> **Textteil**:
▼
Baden-Württemberg erwägt, den Konsum von Cannabis an bestimmten öffentlichen Orten, wie Volksfesten, Außengastronomien und Parks, zu verbieten. Das bestätigte das Innenministerium auf Anfrage dem SÜDKURIER.

Innenminister Thomas Strobl (CDU) kritisierte in diesem Zusammenhang erneut die Legalisierung von Cannabis durch die Ampelkoalition scharf. Er bezeichnet diese als „verkorkst“. Länder, Kommunen, Polizei, Justiz und die Ordnungsbehörden müssten den „Schlamassel dieses Bürokratiemonsters nun ausbaden“.

Strobl sagte zur Begründung für mögliche Verbotszonen für Cannabis-Konsum: „Wir wollen die Kommunen hier, wo es nur geht, stärken und unterstützen. Vor allem wollen wir ihnen die Möglichkeiten an die Hand geben, die sie benötigen, um das gewohnte Maß an Sicherheit für unsere Bürgerinnen und Bürger im öffentlichen Raum auch weiterhin zu gewährleisten.“

Laut Strobl prüft man jetzt ganz genau, was rechtlich möglich ist: „Denn klar ist: Wenn der Cannabiskonsum sich negativ auf die Sicherheit im öffentlichen Raum auswirkt, wenn unter dem Deckmantel der Legalität Orte entstehen, an denen der illegale Handel sprießt und dadurch Kinder oder Jugendliche einer besonderen Gefahr ausgesetzt sind, dann müssen wir handeln, um dieser Entwicklung entschieden entgegenzuwirken.“

Cannabis-Konsum in Deutschland: Was jetzt schon gilt

Die Ampel-Regierung hat den Konsum von Cannabis zum 1. April unter bestimmten Einschränkungen legalisiert. Dazu gehört allerdings auch eine umfassende Regelung: Verboten ist das Kiffen auf Spielplätzen, in Schulen, Sportstätten, also auch Fußballstadien, Kinder- und Jugendeinrichtungen und jeweils in Sichtweite davon – in 100 Metern Luftlinie um den Eingangsbereich.

Fußgängerzonen sind zwischen 7 und 20 Uhr ebenfalls kifffreie Zonen. Außerdem ist der Konsum verboten „in unmittelbarer Gegenwart von Personen, die das 18. Lebensjahr noch nicht vollendet haben“.
▲
> **Datenteil**:
▼
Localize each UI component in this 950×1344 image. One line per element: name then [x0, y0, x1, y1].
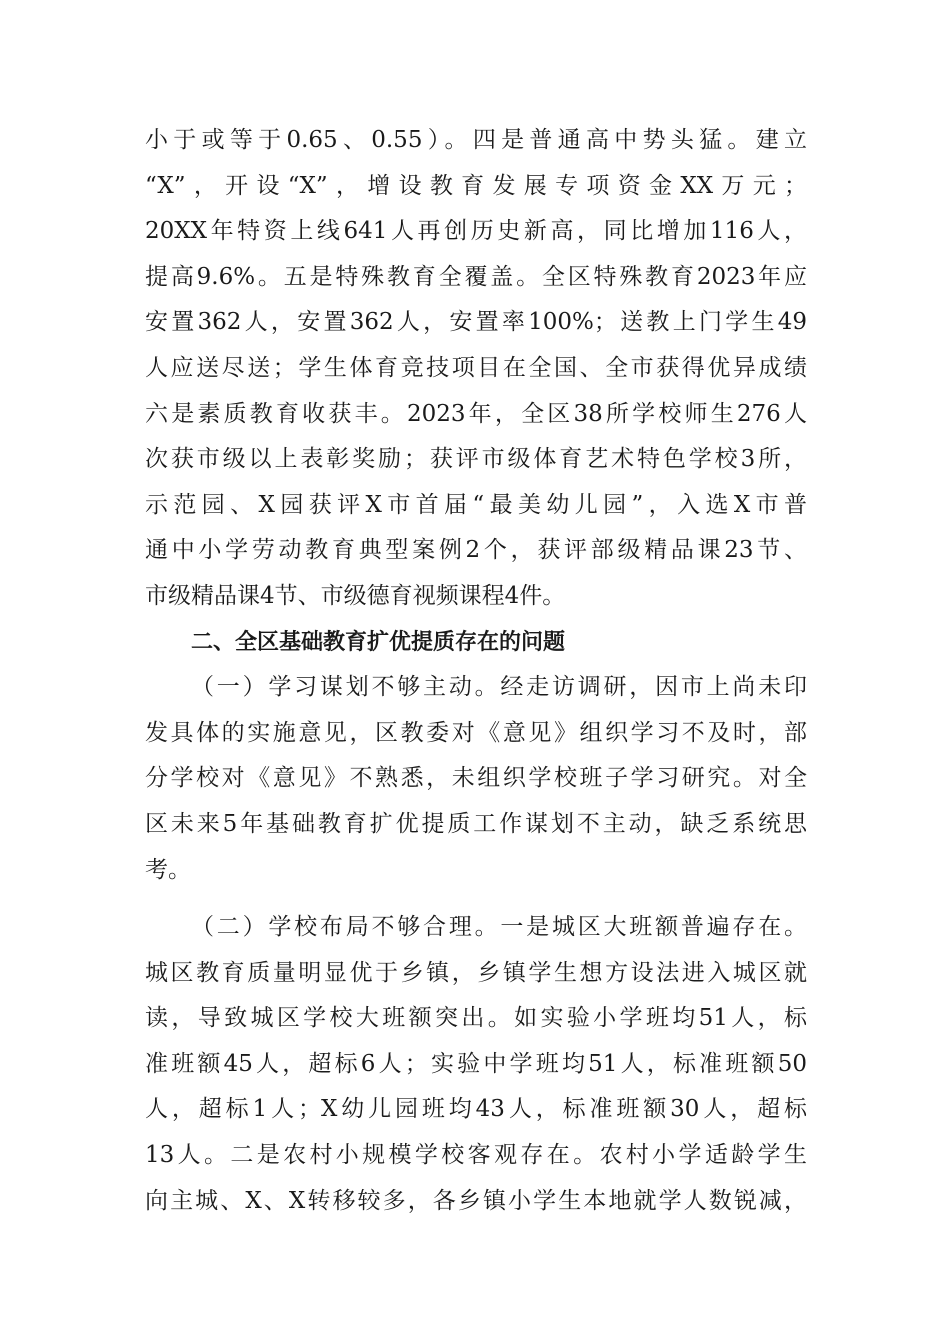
▲
> **Arbeitsanweisung**:
Schreibe die Passage aus dem Text über mögliche Cannabis-Verbotszonen von „Die Ampel-Regierung hat“ bis einschließlich „um den Eingangsbereich.“ neu und setze dabei „Bundesregierung“ an die Stelle von „Ampel-Regierung“.

> **Schriftliche Antwort**:
Die Bundesregierung hat den Konsum von Cannabis zum 1. April unter bestimmten Einschränkungen legalisiert. Dazu gehört allerdings auch eine umfassende Regelung: Verboten ist das Kiffen auf Spielplätzen, in Schulen, Sportstätten, also auch Fußballstadien, Kinder- und Jugendeinrichtungen und jeweils in Sichtweite davon – in 100 Metern Luftlinie um den Eingangsbereich.